====== RECORD SET

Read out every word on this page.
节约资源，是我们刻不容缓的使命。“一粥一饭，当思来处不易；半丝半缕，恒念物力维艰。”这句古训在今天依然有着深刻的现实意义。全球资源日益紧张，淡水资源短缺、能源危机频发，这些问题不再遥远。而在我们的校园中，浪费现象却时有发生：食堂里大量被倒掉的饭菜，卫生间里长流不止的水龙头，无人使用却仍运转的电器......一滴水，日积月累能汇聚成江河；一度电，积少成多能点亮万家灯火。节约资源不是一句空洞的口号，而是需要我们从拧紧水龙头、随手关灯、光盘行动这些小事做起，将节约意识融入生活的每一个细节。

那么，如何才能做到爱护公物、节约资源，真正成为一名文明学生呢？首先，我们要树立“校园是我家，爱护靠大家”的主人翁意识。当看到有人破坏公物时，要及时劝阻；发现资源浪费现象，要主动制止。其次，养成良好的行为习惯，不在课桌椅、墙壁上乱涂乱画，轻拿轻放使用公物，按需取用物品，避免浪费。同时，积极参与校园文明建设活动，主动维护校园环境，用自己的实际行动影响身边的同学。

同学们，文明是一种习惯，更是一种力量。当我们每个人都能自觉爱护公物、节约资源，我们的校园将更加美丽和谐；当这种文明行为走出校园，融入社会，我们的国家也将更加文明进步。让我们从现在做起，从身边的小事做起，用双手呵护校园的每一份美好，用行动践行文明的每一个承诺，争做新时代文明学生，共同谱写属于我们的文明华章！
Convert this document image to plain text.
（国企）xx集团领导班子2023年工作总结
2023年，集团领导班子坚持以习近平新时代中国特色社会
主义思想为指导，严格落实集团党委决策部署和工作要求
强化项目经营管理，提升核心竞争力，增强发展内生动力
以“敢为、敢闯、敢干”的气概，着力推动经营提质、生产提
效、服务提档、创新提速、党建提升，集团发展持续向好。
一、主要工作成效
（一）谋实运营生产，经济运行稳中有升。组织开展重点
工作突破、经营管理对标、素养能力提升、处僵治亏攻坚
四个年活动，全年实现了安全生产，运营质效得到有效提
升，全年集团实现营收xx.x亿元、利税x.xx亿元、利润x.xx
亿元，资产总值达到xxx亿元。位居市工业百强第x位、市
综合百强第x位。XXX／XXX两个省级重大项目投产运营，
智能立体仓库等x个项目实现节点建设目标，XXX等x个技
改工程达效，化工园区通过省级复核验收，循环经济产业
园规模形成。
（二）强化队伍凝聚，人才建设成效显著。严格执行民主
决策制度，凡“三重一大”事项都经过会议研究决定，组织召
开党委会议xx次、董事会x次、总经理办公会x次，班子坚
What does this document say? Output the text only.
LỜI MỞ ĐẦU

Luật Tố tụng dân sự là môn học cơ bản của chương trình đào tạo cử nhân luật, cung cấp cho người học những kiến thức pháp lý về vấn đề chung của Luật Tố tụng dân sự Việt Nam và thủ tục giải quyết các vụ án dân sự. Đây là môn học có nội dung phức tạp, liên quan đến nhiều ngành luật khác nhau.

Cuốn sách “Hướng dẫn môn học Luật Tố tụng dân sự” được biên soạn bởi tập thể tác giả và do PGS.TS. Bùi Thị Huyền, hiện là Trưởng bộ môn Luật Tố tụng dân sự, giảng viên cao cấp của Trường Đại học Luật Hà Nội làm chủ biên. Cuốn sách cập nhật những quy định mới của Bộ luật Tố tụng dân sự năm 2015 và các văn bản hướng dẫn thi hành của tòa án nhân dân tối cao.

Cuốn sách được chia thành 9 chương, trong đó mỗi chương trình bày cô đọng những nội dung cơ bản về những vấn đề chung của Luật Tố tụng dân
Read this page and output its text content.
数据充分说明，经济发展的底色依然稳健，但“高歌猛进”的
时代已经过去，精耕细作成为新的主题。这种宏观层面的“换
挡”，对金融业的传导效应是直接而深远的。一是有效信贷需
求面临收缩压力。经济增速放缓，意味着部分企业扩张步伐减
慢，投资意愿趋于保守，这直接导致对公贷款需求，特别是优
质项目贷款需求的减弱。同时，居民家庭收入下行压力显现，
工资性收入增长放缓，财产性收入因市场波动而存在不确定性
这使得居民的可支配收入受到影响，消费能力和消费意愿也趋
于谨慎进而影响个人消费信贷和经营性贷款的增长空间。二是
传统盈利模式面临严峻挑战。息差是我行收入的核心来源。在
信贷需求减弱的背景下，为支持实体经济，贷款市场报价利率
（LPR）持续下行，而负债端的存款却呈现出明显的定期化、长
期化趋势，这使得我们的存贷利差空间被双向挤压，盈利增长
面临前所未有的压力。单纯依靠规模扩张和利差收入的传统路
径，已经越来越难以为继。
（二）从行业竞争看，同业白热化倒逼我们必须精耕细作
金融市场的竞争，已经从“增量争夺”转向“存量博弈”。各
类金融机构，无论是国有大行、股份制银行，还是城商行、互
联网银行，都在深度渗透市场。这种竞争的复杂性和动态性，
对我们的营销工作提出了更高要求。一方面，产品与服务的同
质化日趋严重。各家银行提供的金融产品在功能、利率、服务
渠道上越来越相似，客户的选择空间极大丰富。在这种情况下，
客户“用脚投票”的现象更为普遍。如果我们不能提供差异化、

============

**TASK BRIEF**. Where a line above holds the string "page", show that line.

**ANSWER IN FULL**.
Read out every word on this page.
Read this page and output its text content.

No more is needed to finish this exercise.